=== Supplied information ===

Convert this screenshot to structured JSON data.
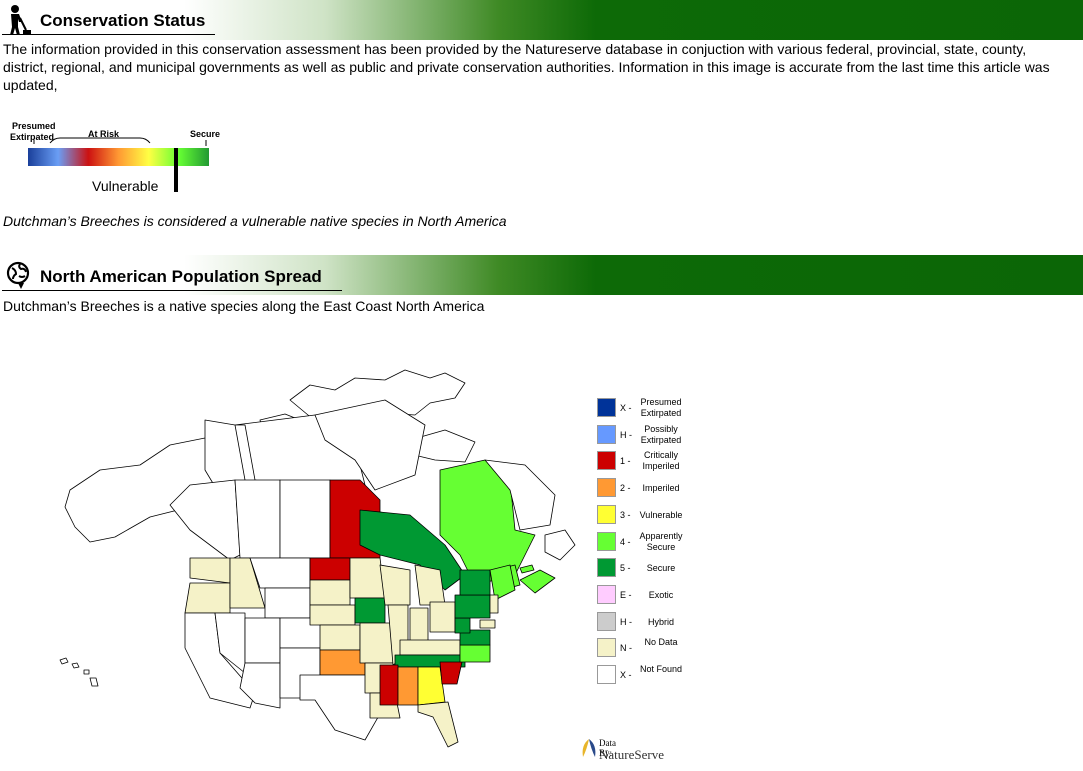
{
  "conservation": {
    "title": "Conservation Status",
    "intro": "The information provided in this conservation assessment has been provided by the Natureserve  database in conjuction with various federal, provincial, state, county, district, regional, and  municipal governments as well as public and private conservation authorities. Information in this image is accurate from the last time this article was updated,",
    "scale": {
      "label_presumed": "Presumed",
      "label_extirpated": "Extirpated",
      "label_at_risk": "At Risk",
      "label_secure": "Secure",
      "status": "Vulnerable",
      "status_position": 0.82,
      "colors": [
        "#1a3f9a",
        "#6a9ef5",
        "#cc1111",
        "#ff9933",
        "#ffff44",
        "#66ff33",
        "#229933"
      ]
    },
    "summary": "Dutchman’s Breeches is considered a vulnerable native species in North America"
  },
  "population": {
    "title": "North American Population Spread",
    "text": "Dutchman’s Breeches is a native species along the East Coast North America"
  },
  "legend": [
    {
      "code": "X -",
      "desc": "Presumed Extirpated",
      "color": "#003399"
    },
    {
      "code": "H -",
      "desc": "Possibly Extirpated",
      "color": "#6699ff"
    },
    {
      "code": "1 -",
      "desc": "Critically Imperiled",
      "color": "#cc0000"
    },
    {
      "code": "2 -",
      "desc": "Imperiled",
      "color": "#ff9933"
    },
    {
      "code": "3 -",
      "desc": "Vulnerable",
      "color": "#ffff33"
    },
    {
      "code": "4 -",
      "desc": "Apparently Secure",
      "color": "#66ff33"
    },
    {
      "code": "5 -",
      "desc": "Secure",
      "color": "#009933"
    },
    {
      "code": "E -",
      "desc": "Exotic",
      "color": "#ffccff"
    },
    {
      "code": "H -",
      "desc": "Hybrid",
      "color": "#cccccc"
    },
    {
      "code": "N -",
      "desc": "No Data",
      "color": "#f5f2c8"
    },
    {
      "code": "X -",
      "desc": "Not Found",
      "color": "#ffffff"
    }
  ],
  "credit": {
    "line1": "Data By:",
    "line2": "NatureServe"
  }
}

===
=== Supplied information ===

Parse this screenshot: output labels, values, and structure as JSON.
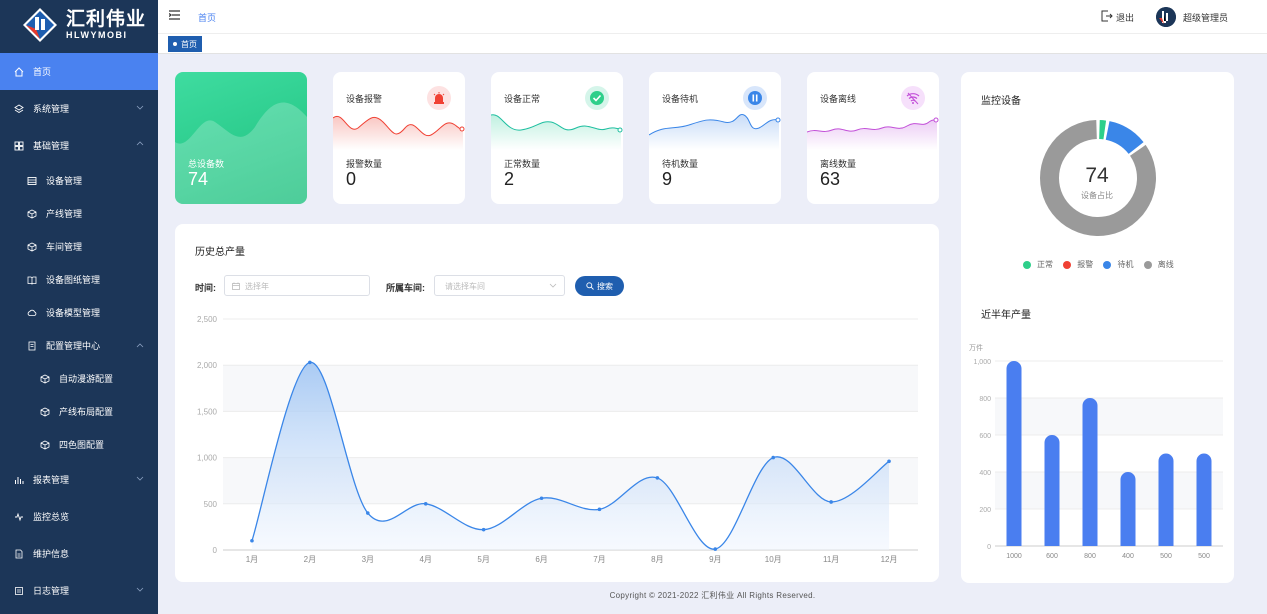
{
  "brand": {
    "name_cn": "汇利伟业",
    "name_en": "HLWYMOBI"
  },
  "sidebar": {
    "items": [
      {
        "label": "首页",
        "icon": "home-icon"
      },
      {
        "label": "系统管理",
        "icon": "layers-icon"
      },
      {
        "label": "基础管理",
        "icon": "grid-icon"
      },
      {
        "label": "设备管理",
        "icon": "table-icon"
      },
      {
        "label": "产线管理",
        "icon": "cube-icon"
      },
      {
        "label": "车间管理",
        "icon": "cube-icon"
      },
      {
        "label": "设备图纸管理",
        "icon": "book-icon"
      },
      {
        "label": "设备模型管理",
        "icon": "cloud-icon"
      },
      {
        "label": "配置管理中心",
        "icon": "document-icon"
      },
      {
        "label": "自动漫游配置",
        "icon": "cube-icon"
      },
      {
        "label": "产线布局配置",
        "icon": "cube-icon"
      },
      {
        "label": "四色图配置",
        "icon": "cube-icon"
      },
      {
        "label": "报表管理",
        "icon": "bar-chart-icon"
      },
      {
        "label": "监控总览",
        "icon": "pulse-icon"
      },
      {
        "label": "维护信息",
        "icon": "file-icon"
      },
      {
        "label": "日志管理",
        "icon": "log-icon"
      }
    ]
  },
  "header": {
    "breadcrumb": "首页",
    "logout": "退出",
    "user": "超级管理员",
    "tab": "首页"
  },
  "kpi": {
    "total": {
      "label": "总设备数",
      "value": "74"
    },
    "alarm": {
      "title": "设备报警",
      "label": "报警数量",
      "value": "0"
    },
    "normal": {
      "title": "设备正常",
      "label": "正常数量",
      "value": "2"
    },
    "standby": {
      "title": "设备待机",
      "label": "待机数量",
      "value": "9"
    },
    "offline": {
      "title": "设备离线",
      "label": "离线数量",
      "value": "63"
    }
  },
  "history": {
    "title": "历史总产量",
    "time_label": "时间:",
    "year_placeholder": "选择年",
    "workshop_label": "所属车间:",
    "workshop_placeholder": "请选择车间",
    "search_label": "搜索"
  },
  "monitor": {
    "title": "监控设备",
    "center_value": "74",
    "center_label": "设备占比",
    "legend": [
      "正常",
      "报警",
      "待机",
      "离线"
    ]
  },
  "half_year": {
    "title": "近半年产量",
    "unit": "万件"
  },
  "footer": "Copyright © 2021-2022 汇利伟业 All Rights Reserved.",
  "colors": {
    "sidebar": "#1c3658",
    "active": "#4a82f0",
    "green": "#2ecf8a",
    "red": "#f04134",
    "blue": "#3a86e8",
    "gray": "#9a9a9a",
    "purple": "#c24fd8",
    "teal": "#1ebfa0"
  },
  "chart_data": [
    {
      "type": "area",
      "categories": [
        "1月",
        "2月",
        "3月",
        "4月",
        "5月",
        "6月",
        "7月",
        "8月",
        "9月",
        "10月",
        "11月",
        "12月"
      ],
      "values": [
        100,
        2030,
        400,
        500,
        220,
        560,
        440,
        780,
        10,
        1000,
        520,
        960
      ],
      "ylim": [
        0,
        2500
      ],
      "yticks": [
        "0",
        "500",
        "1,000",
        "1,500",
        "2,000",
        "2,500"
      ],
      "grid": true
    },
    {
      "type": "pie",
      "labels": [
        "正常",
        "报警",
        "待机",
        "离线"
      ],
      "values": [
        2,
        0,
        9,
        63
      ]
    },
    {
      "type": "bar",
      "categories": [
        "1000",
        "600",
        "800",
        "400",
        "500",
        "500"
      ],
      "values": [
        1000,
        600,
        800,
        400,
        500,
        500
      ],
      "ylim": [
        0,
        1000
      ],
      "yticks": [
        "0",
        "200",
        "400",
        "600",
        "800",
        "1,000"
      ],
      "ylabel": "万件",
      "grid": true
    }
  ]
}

===
=== Supplied information ===

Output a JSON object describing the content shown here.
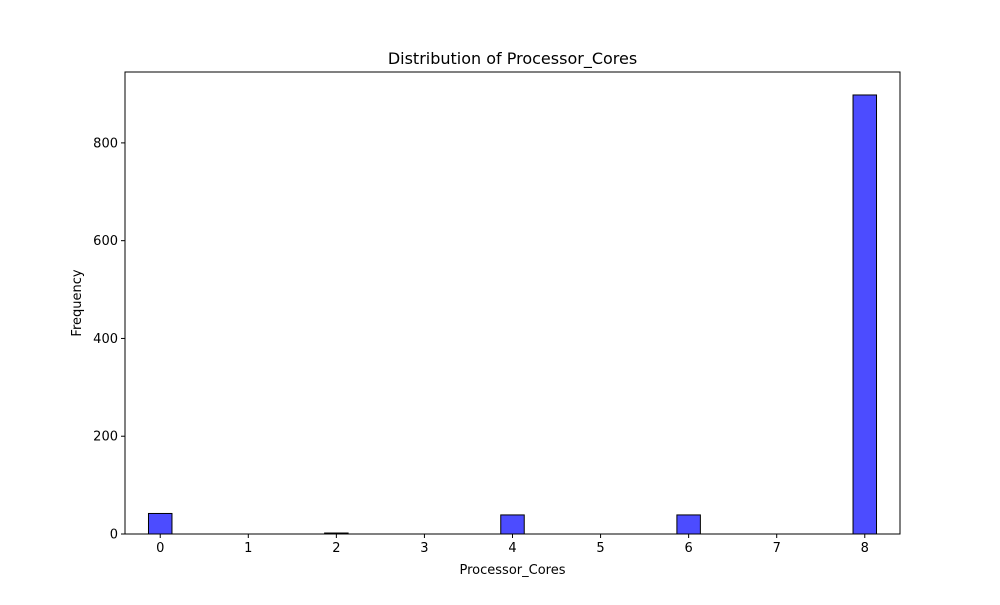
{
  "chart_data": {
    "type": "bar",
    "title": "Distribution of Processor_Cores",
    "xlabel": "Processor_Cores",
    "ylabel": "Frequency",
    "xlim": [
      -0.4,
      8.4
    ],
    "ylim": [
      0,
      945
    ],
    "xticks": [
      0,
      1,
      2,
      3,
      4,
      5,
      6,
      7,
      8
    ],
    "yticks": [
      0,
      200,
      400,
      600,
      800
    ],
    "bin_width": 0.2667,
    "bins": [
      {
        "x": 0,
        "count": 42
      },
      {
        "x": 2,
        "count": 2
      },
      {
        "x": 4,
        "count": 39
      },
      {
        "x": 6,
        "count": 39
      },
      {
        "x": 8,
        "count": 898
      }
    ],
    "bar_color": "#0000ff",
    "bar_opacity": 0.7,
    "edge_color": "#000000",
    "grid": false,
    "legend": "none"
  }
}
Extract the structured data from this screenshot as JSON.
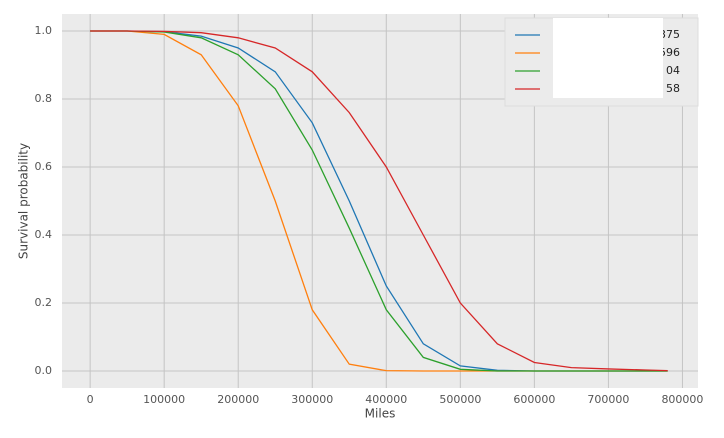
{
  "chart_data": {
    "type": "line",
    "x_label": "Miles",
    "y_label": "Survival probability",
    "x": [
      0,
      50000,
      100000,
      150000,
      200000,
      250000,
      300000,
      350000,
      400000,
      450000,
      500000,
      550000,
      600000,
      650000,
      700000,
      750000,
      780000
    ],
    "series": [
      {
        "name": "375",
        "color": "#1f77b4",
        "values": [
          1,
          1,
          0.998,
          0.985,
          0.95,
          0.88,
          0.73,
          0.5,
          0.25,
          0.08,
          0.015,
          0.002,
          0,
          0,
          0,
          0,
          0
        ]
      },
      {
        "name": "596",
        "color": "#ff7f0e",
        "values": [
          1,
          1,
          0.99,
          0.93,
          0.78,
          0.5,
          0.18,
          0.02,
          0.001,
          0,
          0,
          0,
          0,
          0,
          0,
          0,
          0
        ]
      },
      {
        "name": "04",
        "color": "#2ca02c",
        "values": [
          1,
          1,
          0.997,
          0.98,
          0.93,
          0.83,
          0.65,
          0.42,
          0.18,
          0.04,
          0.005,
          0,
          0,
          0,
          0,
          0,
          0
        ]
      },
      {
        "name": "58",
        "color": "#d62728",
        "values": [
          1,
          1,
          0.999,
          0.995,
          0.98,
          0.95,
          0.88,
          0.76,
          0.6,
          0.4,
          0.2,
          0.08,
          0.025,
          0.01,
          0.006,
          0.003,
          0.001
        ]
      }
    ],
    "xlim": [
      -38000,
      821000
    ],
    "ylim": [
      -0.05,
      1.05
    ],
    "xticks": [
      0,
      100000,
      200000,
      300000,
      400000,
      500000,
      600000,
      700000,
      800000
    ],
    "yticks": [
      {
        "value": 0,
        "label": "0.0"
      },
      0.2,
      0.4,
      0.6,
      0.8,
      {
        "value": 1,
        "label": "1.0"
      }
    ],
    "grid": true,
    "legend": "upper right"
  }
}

===

Instructions for the task: From the entries above, select each line containing the string "汇利伟业".

In response:
    "name_cn": "汇利伟业",
  "footer": "Copyright © 2021-2022 汇利伟业 All Rights Reserved.",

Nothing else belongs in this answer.